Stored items
□ □ □

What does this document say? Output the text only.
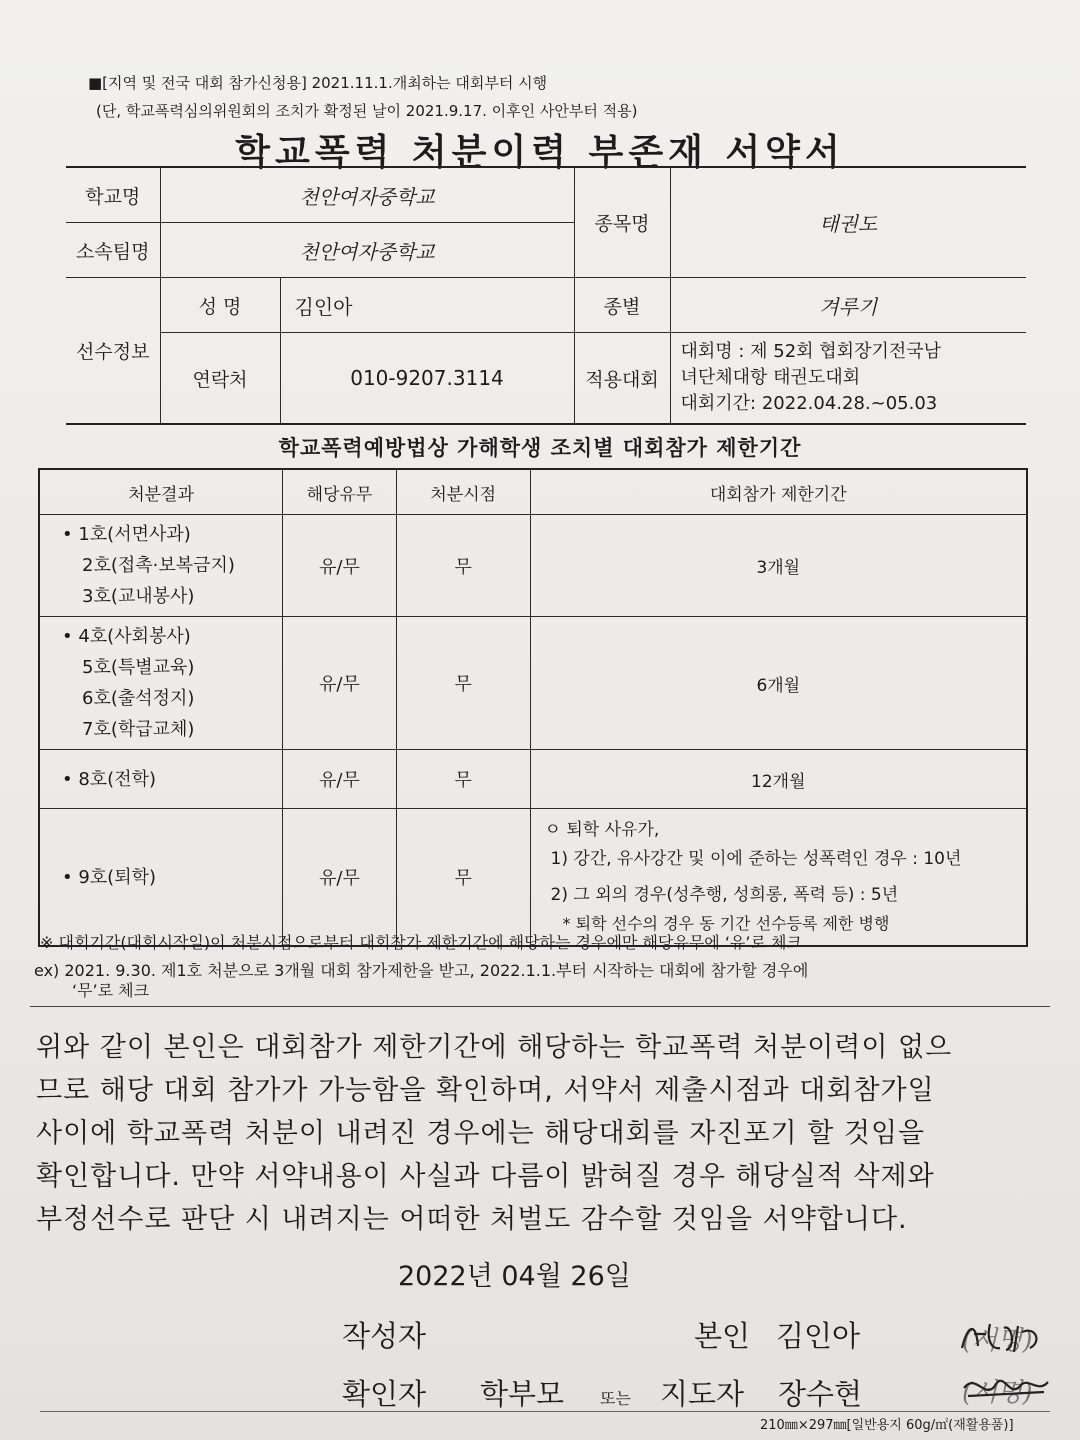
■[지역 및 전국 대회 참가신청용] 2021.11.1.개최하는 대회부터 시행
(단, 학교폭력심의위원회의 조치가 확정된 날이 2021.9.17. 이후인 사안부터 적용)
학교폭력 처분이력 부존재 서약서
학교명	천안여자중학교		종목명	태권도
소속팀명	천안여자중학교			
선수정보	성 명	김인아	종별	겨루기
	연락처	010-9207.3114	적용대회	대회명 : 제 52회 협회장기전국남
녀단체대항 태권도대회
대회기간: 2022.04.28.~05.03
학교폭력예방법상 가해학생 조치별 대회참가 제한기간
처분결과	해당유무	처분시점	대회참가 제한기간

• 1호(서면사과)
2호(접촉·보복금지)
3호(교내봉사)	유/무	무	3개월

• 4호(사회봉사)
5호(특별교육)
6호(출석정지)
7호(학급교체)	유/무	무	6개월

• 8호(전학)	유/무	무	12개월

• 9호(퇴학)	유/무	무	ㅇ 퇴학 사유가,
1) 강간, 유사강간 및 이에 준하는 성폭력인 경우 : 10년
2) 그 외의 경우(성추행, 성희롱, 폭력 등) : 5년
* 퇴학 선수의 경우 동 기간 선수등록 제한 병행
※ 대회기간(대회시작일)이 처분시점으로부터 대회참가 제한기간에 해당하는 경우에만 해당유무에 ‘유’로 체크
ex) 2021. 9.30. 제1호 처분으로 3개월 대회 참가제한을 받고, 2022.1.1.부터 시작하는 대회에 참가할 경우에
‘무’로 체크
위와 같이 본인은 대회참가 제한기간에 해당하는 학교폭력 처분이력이 없으
므로 해당 대회 참가가 가능함을 확인하며, 서약서 제출시점과 대회참가일
사이에 학교폭력 처분이 내려진 경우에는 해당대회를 자진포기 할 것임을
확인합니다. 만약 서약내용이 사실과 다름이 밝혀질 경우 해당실적 삭제와
부정선수로 판단 시 내려지는 어떠한 처벌도 감수할 것임을 서약합니다.
2022년 04월 26일
작성자	본인 김인아	(서명)
확인자 학부모 또는 지도자 장수현	(서명)
210㎜×297㎜[일반용지 60g/㎡(재활용품)]
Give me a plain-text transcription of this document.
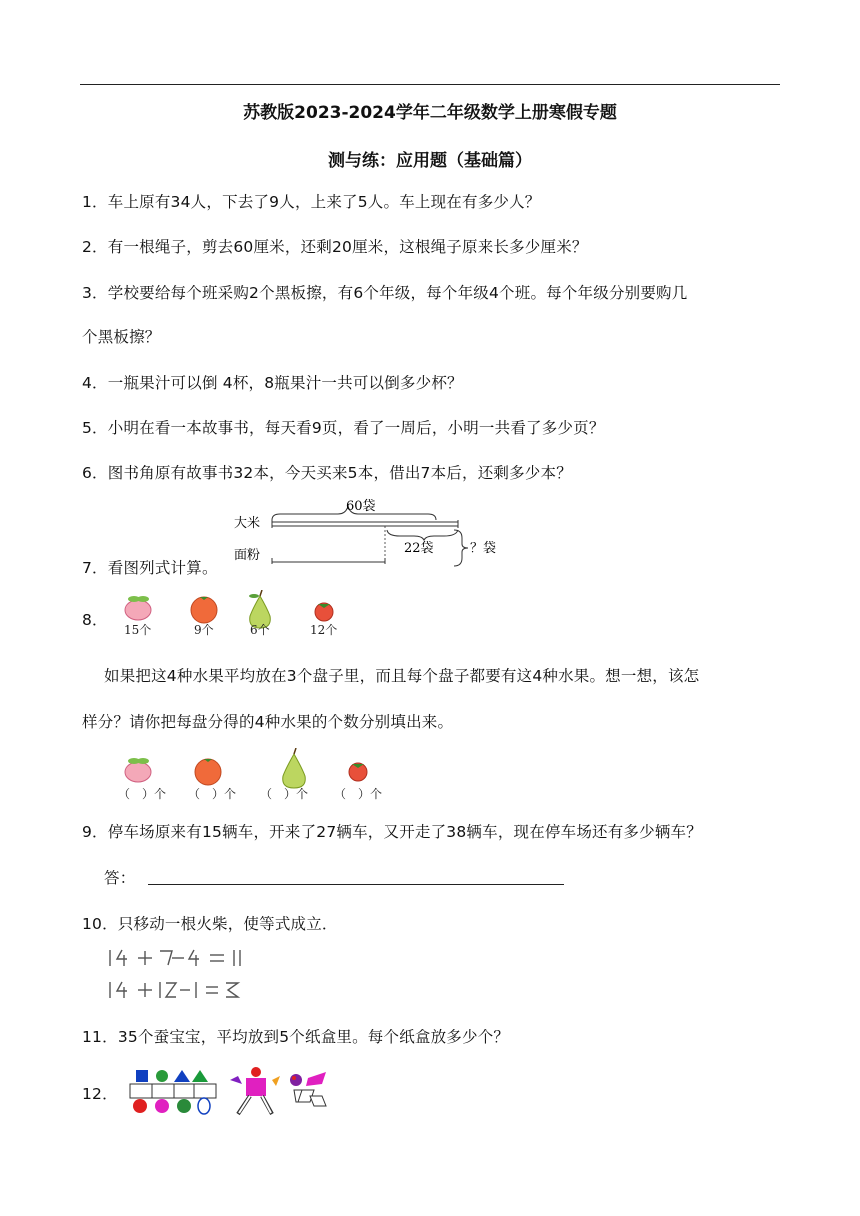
苏教版2023-2024学年二年级数学上册寒假专题
测与练：应用题（基础篇）
1．车上原有34人，下去了9人，上来了5人。车上现在有多少人？
2．有一根绳子，剪去60厘米，还剩20厘米，这根绳子原来长多少厘米？
3．学校要给每个班采购2个黑板擦，有6个年级，每个年级4个班。每个年级分别要购几
个黑板擦？
4．一瓶果汁可以倒 4杯，8瓶果汁一共可以倒多少杯？
5．小明在看一本故事书，每天看9页，看了一周后，小明一共看了多少页？
6．图书角原有故事书32本，今天买来5本，借出7本后，还剩多少本？
大米
面粉
60袋
22袋	？袋
7．看图列式计算。
8．
15个	9个	6个	12个
如果把这4种水果平均放在3个盘子里，而且每个盘子都要有这4种水果。想一想，该怎
样分？请你把每盘分得的4种水果的个数分别填出来。
（　）个 （　）个 （　）个 （　）个
9．停车场原来有15辆车，开来了27辆车，又开走了38辆车，现在停车场还有多少辆车？
答：
10．只移动一根火柴，使等式成立．
11．35个蚕宝宝，平均放到5个纸盒里。每个纸盒放多少个？
12．
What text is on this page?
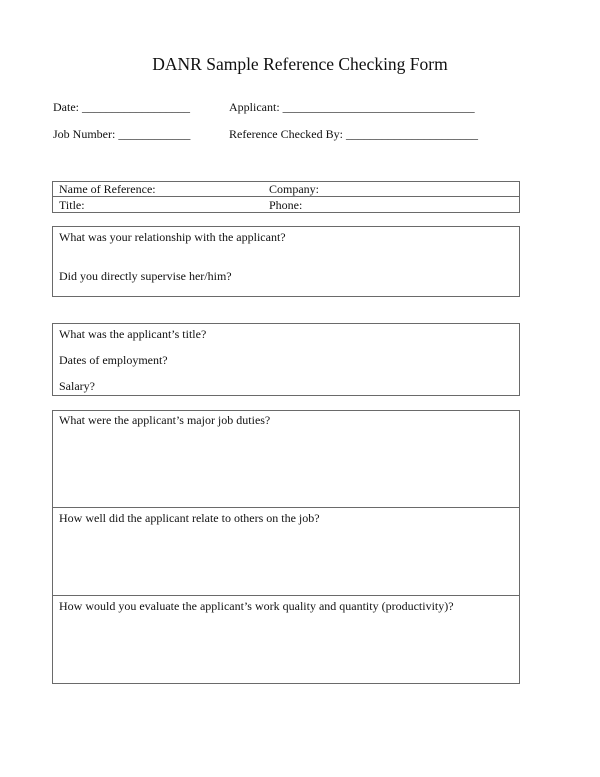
DANR Sample Reference Checking Form
Date: __________________	Applicant: ________________________________
Job Number: ____________	Reference Checked By: ______________________
Name of Reference:	Company:
Title:	Phone:
What was your relationship with the applicant?
Did you directly supervise her/him?
What was the applicant’s title?
Dates of employment?
Salary?
What were the applicant’s major job duties?
How well did the applicant relate to others on the job?
How would you evaluate the applicant’s work quality and quantity (productivity)?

□ □ □

#### [Problem requirements]
Without the pictures, restate all of the entries above verbatim.

#### [Exercise answer]
What does this document say? Output the text only.
■[지역 및 전국 대회 참가신청용] 2021.11.1.개최하는 대회부터 시행
(단, 학교폭력심의위원회의 조치가 확정된 날이 2021.9.17. 이후인 사안부터 적용)
학교폭력 처분이력 부존재 서약서
학교명	천안여자중학교		종목명	태권도
소속팀명	천안여자중학교			
선수정보	성 명	김인아	종별	겨루기
	연락처	010-9207.3114	적용대회	대회명 : 제 52회 협회장기전국남
녀단체대항 태권도대회
대회기간: 2022.04.28.~05.03
학교폭력예방법상 가해학생 조치별 대회참가 제한기간
처분결과	해당유무	처분시점	대회참가 제한기간

• 1호(서면사과)
2호(접촉·보복금지)
3호(교내봉사)	유/무	무	3개월

• 4호(사회봉사)
5호(특별교육)
6호(출석정지)
7호(학급교체)	유/무	무	6개월

• 8호(전학)	유/무	무	12개월

• 9호(퇴학)	유/무	무	ㅇ 퇴학 사유가,
1) 강간, 유사강간 및 이에 준하는 성폭력인 경우 : 10년
2) 그 외의 경우(성추행, 성희롱, 폭력 등) : 5년
* 퇴학 선수의 경우 동 기간 선수등록 제한 병행
※ 대회기간(대회시작일)이 처분시점으로부터 대회참가 제한기간에 해당하는 경우에만 해당유무에 ‘유’로 체크
ex) 2021. 9.30. 제1호 처분으로 3개월 대회 참가제한을 받고, 2022.1.1.부터 시작하는 대회에 참가할 경우에
‘무’로 체크
위와 같이 본인은 대회참가 제한기간에 해당하는 학교폭력 처분이력이 없으
므로 해당 대회 참가가 가능함을 확인하며, 서약서 제출시점과 대회참가일
사이에 학교폭력 처분이 내려진 경우에는 해당대회를 자진포기 할 것임을
확인합니다. 만약 서약내용이 사실과 다름이 밝혀질 경우 해당실적 삭제와
부정선수로 판단 시 내려지는 어떠한 처벌도 감수할 것임을 서약합니다.
2022년 04월 26일
작성자	본인 김인아	(서명)
확인자 학부모 또는 지도자 장수현	(서명)
210㎜×297㎜[일반용지 60g/㎡(재활용품)]
Give me a plain-text transcription of this document.
苏教版2023-2024学年二年级数学上册寒假专题
测与练：应用题（基础篇）
1．车上原有34人，下去了9人，上来了5人。车上现在有多少人？
2．有一根绳子，剪去60厘米，还剩20厘米，这根绳子原来长多少厘米？
3．学校要给每个班采购2个黑板擦，有6个年级，每个年级4个班。每个年级分别要购几
个黑板擦？
4．一瓶果汁可以倒 4杯，8瓶果汁一共可以倒多少杯？
5．小明在看一本故事书，每天看9页，看了一周后，小明一共看了多少页？
6．图书角原有故事书32本，今天买来5本，借出7本后，还剩多少本？
大米
面粉
60袋
22袋	？袋
7．看图列式计算。
8．
15个	9个	6个	12个
如果把这4种水果平均放在3个盘子里，而且每个盘子都要有这4种水果。想一想，该怎
样分？请你把每盘分得的4种水果的个数分别填出来。
（　）个 （　）个 （　）个 （　）个
9．停车场原来有15辆车，开来了27辆车，又开走了38辆车，现在停车场还有多少辆车？
答：
10．只移动一根火柴，使等式成立．
11．35个蚕宝宝，平均放到5个纸盒里。每个纸盒放多少个？
12．
What text is on this page?
DANR Sample Reference Checking Form
Date: __________________	Applicant: ________________________________
Job Number: ____________	Reference Checked By: ______________________
Name of Reference:	Company:
Title:	Phone:
What was your relationship with the applicant?
Did you directly supervise her/him?
What was the applicant’s title?
Dates of employment?
Salary?
What were the applicant’s major job duties?
How well did the applicant relate to others on the job?
How would you evaluate the applicant’s work quality and quantity (productivity)?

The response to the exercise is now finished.